(Extracted data entries)
— begin —
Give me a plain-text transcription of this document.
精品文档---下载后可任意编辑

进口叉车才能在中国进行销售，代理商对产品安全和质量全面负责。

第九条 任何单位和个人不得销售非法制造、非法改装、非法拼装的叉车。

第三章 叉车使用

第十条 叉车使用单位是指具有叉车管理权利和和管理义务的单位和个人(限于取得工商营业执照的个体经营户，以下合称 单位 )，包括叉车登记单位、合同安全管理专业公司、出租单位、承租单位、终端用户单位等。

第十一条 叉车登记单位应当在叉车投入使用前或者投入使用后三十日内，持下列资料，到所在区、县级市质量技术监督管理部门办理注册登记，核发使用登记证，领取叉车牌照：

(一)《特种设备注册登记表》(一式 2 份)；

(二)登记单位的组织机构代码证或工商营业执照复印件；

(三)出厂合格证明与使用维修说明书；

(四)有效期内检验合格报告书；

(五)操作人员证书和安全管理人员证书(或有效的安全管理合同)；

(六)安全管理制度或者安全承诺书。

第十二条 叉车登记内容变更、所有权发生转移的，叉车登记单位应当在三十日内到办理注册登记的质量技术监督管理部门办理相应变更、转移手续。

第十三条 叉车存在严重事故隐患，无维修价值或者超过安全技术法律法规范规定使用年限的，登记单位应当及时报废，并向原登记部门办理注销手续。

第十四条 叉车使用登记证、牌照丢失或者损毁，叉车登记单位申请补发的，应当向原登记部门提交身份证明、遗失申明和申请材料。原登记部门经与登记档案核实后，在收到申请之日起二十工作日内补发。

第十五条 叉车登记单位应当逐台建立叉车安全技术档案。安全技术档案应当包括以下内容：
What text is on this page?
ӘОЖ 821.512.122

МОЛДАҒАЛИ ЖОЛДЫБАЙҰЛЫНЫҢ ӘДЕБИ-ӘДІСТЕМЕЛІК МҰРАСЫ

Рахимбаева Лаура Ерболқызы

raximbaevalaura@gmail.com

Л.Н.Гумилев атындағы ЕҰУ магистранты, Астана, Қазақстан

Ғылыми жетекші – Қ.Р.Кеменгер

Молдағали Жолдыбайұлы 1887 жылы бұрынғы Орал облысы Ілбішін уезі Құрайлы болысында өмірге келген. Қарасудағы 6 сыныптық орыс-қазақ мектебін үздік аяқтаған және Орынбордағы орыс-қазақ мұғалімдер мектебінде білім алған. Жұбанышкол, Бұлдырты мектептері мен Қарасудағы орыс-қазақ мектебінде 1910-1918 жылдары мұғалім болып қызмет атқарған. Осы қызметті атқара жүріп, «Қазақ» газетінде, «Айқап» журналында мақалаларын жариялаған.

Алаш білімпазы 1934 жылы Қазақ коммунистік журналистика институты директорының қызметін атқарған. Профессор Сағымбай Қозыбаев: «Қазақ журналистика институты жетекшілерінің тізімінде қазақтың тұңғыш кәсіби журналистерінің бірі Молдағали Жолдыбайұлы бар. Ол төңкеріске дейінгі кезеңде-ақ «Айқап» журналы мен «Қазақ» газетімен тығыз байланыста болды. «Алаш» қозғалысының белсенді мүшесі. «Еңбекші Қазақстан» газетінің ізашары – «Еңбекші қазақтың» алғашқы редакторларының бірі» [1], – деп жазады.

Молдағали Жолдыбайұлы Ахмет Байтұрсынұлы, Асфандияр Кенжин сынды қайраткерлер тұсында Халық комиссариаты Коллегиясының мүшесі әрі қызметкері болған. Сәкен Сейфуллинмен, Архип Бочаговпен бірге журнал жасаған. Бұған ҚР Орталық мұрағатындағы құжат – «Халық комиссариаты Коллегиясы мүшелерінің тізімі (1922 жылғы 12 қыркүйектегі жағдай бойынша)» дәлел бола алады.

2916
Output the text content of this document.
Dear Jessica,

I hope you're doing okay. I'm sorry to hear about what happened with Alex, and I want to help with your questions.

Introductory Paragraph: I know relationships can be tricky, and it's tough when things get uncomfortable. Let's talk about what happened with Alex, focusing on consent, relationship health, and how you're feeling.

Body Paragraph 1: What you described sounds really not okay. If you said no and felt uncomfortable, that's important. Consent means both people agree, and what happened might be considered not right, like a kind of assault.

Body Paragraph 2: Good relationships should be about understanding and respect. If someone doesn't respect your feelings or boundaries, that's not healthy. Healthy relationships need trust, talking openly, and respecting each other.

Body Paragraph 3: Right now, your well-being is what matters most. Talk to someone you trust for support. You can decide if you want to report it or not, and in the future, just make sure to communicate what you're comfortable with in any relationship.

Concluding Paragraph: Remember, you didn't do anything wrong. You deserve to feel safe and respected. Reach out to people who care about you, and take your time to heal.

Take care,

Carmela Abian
— end —
Your task:
Check every line of the listing for the string "people" and report how many lines have it, as a number alone.

Answer in full:
2